**THE TASK**
Look through the records below and give the number of lines holding the string "chart", nothing more.

**RECORDS TO PROCESS**
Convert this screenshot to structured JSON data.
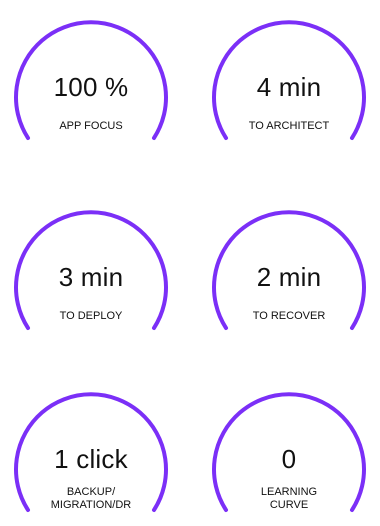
{
  "accent_color": "#7b2ff7",
  "gauges": [
    {
      "value": "100 %",
      "label": "APP FOCUS"
    },
    {
      "value": "4 min",
      "label": "TO ARCHITECT"
    },
    {
      "value": "3 min",
      "label": "TO DEPLOY"
    },
    {
      "value": "2 min",
      "label": "TO RECOVER"
    },
    {
      "value": "1 click",
      "label_line1": "BACKUP/",
      "label_line2": "MIGRATION/DR"
    },
    {
      "value": "0",
      "label_line1": "LEARNING",
      "label_line2": "CURVE"
    }
  ]
}
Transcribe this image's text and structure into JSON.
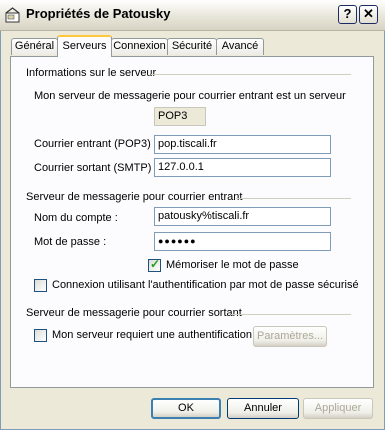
{
  "window": {
    "title": "Propriétés de Patousky",
    "help_button": "?",
    "close_button": "✕"
  },
  "tabs": [
    {
      "label": "Général",
      "active": false
    },
    {
      "label": "Serveurs",
      "active": true
    },
    {
      "label": "Connexion",
      "active": false
    },
    {
      "label": "Sécurité",
      "active": false
    },
    {
      "label": "Avancé",
      "active": false
    }
  ],
  "server_info": {
    "section_title": "Informations sur le serveur",
    "incoming_type_label": "Mon serveur de messagerie pour courrier entrant est un serveur",
    "incoming_type_value": "POP3",
    "incoming_label": "Courrier entrant (POP3) :",
    "incoming_value": "pop.tiscali.fr",
    "outgoing_label": "Courrier sortant (SMTP) :",
    "outgoing_value": "127.0.0.1"
  },
  "incoming_server": {
    "section_title": "Serveur de messagerie pour courrier entrant",
    "account_label": "Nom du compte :",
    "account_value": "patousky%tiscali.fr",
    "password_label": "Mot de passe :",
    "password_value": "●●●●●●",
    "remember_password_label": "Mémoriser le mot de passe",
    "remember_password_checked": true,
    "spa_label": "Connexion utilisant l'authentification par mot de passe sécurisé",
    "spa_checked": false
  },
  "outgoing_server": {
    "section_title": "Serveur de messagerie pour courrier sortant",
    "auth_required_label": "Mon serveur requiert une authentification",
    "auth_required_checked": false,
    "settings_button": "Paramètres..."
  },
  "footer": {
    "ok_button": "OK",
    "cancel_button": "Annuler",
    "apply_button": "Appliquer"
  }
}
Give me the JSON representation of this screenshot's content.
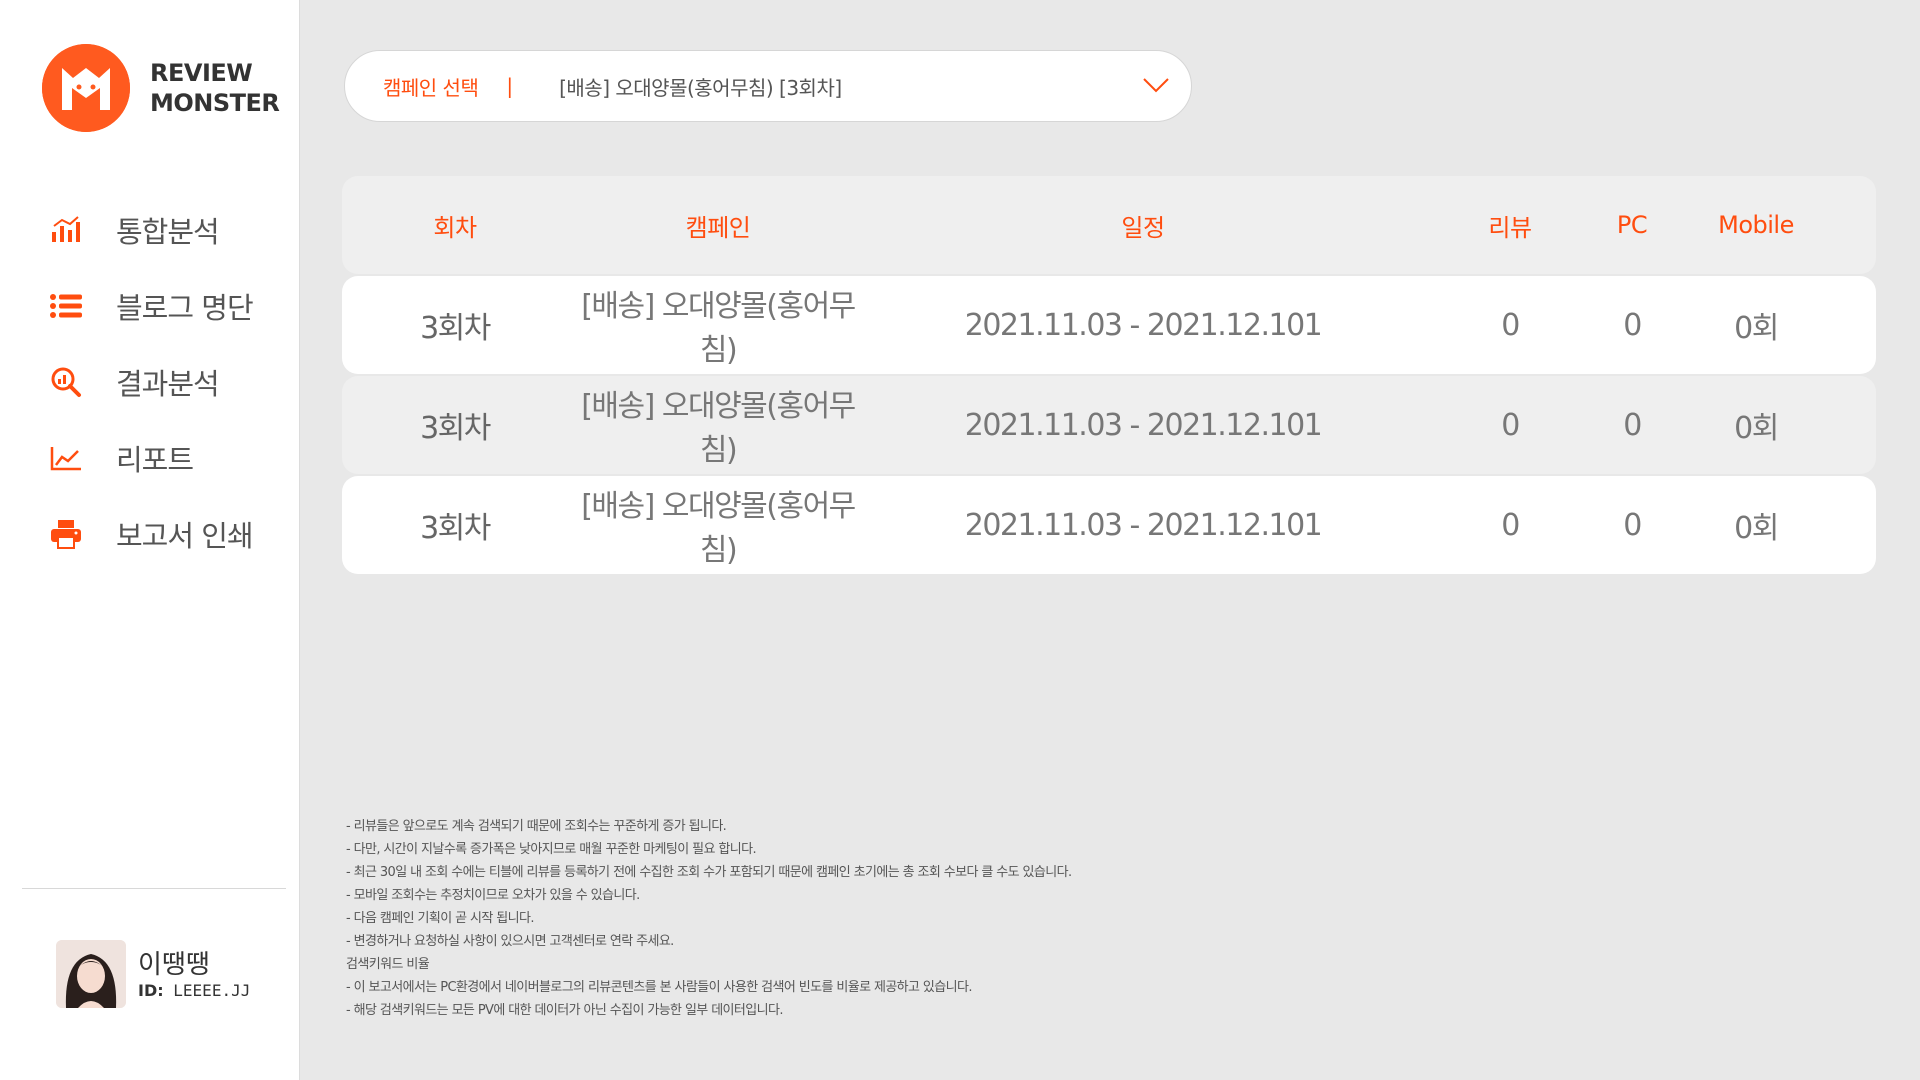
{
  "brand": {
    "line1": "REVIEW",
    "line2": "MONSTER",
    "accent": "#ff5a1f"
  },
  "nav": [
    {
      "label": "통합분석",
      "icon": "bar-chart-icon"
    },
    {
      "label": "블로그 명단",
      "icon": "list-icon"
    },
    {
      "label": "결과분석",
      "icon": "magnify-analysis-icon"
    },
    {
      "label": "리포트",
      "icon": "line-chart-icon"
    },
    {
      "label": "보고서 인쇄",
      "icon": "printer-icon"
    }
  ],
  "profile": {
    "name": "이땡땡",
    "id_label": "ID:",
    "id_value": "LEEEE.JJ"
  },
  "campaign_select": {
    "label": "캠페인 선택",
    "separator": "|",
    "value": "[배송]  오대양몰(홍어무침) [3회차]"
  },
  "table": {
    "headers": [
      "회차",
      "캠페인",
      "일정",
      "리뷰",
      "PC",
      "Mobile"
    ],
    "rows": [
      [
        "3회차",
        "[배송] 오대양몰(홍어무침)",
        "2021.11.03 - 2021.12.101",
        "0",
        "0",
        "0회"
      ],
      [
        "3회차",
        "[배송] 오대양몰(홍어무침)",
        "2021.11.03 - 2021.12.101",
        "0",
        "0",
        "0회"
      ],
      [
        "3회차",
        "[배송] 오대양몰(홍어무침)",
        "2021.11.03 - 2021.12.101",
        "0",
        "0",
        "0회"
      ]
    ]
  },
  "notes": [
    "- 리뷰들은 앞으로도 계속 검색되기 때문에 조회수는 꾸준하게 증가 됩니다.",
    "- 다만, 시간이 지날수록 증가폭은 낮아지므로 매월 꾸준한 마케팅이 필요 합니다.",
    "- 최근 30일 내 조회 수에는 티블에 리뷰를 등록하기 전에 수집한 조회 수가 포함되기 때문에 캠페인 초기에는 총 조회 수보다 클 수도 있습니다.",
    "- 모바일 조회수는 추정치이므로 오차가 있을 수 있습니다.",
    "- 다음 캠페인 기획이 곧 시작 됩니다.",
    "- 변경하거나 요청하실 사항이 있으시면 고객센터로 연락 주세요.",
    "검색키워드 비율",
    "- 이 보고서에서는 PC환경에서 네이버블로그의 리뷰콘텐츠를 본 사람들이 사용한 검색어 빈도를 비율로 제공하고 있습니다.",
    "- 해당 검색키워드는 모든 PV에 대한 데이터가 아닌 수집이 가능한 일부 데이터입니다."
  ]
}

**FULL SOLUTION**
2